→ TASK DIRECTIONS: Search the records for "poles". Copy every line where it appears.
[Start MATERIAL]
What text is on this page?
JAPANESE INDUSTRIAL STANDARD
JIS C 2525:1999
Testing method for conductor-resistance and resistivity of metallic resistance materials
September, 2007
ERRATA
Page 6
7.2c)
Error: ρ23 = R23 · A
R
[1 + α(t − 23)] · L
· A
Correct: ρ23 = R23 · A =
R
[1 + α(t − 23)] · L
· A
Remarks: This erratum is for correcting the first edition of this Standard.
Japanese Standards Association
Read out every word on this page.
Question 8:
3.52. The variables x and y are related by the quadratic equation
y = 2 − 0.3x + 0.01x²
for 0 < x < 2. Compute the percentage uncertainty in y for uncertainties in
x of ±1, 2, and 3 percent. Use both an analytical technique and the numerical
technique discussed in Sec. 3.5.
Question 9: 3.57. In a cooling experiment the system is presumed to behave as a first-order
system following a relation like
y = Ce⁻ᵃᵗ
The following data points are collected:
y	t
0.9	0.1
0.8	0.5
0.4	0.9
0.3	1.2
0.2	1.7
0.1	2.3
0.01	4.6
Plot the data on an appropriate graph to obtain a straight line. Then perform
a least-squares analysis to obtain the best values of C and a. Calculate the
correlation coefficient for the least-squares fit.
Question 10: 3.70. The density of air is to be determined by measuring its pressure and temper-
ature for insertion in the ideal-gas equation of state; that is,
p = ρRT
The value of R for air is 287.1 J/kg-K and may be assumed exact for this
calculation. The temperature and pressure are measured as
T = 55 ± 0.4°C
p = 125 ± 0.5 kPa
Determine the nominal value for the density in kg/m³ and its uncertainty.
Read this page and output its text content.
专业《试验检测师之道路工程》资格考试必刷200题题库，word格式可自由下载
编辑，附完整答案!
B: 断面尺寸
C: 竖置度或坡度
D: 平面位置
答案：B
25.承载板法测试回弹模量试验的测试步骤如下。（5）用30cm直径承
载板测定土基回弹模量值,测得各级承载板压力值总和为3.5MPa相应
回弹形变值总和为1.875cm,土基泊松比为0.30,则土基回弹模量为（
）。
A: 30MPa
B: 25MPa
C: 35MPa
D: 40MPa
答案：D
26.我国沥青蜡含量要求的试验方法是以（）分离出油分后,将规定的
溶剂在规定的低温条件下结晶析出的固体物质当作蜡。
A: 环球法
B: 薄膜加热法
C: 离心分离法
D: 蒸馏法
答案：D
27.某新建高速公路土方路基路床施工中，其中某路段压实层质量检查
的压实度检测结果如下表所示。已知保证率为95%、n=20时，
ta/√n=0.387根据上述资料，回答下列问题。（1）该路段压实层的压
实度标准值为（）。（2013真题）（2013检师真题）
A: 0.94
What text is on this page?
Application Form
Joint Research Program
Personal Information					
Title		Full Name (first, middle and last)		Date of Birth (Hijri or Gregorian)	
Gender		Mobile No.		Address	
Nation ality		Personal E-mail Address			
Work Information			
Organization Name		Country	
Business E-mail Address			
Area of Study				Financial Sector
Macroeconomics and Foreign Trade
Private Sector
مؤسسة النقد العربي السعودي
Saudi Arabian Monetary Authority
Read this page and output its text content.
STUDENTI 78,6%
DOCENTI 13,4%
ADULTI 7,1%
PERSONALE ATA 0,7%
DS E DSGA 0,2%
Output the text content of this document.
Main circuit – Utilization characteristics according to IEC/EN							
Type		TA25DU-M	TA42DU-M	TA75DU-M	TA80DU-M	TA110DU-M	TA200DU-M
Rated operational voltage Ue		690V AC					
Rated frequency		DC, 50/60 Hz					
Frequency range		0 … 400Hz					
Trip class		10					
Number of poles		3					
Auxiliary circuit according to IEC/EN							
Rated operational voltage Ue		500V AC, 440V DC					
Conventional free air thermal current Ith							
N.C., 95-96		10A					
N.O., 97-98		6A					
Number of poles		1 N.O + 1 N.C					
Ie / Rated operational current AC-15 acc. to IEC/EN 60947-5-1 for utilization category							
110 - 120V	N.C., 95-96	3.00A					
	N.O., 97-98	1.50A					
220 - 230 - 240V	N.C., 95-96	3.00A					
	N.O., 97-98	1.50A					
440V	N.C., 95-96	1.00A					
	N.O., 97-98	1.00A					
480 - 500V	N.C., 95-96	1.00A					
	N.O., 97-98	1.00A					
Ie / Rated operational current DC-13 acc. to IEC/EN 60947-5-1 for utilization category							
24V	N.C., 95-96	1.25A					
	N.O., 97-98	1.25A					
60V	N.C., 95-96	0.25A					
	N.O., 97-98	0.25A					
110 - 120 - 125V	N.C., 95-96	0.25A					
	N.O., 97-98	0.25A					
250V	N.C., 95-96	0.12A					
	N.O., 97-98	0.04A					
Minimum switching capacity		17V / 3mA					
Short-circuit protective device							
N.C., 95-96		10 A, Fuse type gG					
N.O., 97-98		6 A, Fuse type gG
[End MATERIAL]
→ WRITTEN RESPONSE:
Number of poles		3					
Number of poles		1 N.O + 1 N.C					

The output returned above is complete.